● Text segment
Since we had already gained a clear overview of what parts were essential to our sensing device, we now wanted to characterize our system correctly. For this purpose, we set up a NO-induction assay with technical and biological triplicates of EcN to compare piGEM1, piGEM2_1 RBS, piGEM2_2RBS, piGEM2_3RBS and piGEM3 with each other. Since we were assessing technical and biological triplicates of all constructs, we had to distribute the samples between 3 well plates, each being read for 16 hours. This time, we changed the carbon source in our medium to glycerol instead of glucose, as done in our reference paper.
Furthermore, we tried a colony PCR to check for integration in pMonster1 and pMonster2 transformants. Unfortunately, the primers were not designed accordingly to the EcN strain genome, and the colony PCR did not work.
Data analysis of the experiments from Week 9 showed very unexpected patterns of NO detection. Therefore, we returned to M9 with glucose and reran the same experiment. This time, the curves looked familiar and were usable for proper data analysis.
Furthermore, the new primers for colony PCR had arrived, and we had transformed more EcN with the integration vectors, so we set up a colony PCR of new pMonster1 and pMonster2 transformants. Unfortunately, we could not prove successful integration because we later discovered that the integration plasmid would also have yielded a band of the expected size on the gel.

● Recorded data
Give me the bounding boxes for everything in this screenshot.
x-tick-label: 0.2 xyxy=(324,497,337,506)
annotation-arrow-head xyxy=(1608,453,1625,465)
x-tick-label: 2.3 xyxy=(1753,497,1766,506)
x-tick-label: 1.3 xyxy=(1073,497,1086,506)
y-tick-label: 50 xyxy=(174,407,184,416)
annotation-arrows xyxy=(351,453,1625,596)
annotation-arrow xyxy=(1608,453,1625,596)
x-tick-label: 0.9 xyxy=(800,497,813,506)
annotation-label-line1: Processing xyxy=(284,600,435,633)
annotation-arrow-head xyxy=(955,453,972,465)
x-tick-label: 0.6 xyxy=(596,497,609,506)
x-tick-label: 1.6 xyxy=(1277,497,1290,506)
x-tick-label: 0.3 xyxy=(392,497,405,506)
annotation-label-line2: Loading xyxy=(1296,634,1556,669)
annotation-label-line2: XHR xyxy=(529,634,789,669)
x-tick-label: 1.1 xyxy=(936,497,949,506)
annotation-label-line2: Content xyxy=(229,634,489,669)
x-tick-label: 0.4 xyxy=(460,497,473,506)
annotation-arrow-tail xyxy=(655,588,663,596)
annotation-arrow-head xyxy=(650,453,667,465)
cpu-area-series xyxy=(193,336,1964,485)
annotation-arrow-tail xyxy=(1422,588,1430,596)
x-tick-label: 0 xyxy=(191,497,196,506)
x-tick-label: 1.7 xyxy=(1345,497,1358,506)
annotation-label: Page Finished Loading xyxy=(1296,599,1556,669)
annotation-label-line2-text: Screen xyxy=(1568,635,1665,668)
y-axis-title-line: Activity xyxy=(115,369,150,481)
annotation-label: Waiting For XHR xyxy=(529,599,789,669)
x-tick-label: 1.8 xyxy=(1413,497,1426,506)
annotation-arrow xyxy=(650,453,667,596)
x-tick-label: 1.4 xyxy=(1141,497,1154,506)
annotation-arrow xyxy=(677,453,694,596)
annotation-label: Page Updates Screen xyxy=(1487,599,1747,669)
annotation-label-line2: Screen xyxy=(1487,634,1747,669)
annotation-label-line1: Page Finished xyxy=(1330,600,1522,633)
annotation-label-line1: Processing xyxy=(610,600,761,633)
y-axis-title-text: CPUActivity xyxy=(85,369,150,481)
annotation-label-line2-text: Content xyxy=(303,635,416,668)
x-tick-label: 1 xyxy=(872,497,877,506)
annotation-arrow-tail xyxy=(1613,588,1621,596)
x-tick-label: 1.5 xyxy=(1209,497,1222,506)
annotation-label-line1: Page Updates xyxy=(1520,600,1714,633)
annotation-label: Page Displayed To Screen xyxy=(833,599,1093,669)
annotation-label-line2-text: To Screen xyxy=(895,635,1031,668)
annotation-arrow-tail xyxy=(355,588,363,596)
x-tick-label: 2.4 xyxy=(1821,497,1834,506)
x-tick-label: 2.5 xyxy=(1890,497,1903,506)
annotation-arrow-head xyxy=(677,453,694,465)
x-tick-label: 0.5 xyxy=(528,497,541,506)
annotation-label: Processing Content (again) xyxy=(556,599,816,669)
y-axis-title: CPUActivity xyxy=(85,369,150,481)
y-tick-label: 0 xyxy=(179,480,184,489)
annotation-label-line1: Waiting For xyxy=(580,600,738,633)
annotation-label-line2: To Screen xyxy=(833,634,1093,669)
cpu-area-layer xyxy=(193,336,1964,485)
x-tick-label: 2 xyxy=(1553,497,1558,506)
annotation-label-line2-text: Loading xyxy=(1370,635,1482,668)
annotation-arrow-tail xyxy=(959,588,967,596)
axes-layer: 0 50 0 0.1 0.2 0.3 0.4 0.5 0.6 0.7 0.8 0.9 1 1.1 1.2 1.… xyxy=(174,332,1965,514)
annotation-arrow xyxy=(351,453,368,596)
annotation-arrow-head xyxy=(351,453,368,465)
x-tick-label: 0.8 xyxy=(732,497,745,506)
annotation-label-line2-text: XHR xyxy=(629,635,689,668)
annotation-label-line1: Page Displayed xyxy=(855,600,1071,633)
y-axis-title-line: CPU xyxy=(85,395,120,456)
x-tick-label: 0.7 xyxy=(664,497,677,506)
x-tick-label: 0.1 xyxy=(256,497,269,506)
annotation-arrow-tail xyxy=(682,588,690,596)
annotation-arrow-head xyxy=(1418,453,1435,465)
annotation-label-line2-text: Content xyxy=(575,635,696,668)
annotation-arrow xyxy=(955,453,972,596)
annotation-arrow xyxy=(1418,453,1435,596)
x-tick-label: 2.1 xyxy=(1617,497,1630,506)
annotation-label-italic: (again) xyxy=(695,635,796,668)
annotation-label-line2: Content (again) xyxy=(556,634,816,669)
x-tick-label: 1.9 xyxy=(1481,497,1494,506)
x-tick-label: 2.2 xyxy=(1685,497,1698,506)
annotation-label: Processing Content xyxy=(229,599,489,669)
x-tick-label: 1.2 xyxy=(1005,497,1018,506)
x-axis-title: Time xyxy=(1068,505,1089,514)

● Task instructions
From the text on the NO-sensing experiments, return the passage from "Furthermore, the new" to "on the gel." word for word.

● Task result
Furthermore, the new primers for colony PCR had arrived, and we had transformed more EcN with the integration vectors, so we set up a colony PCR of new pMonster1 and pMonster2 transformants. Unfortunately, we could not prove successful integration because we later discovered that the integration plasmid would also have yielded a band of the expected size on the gel.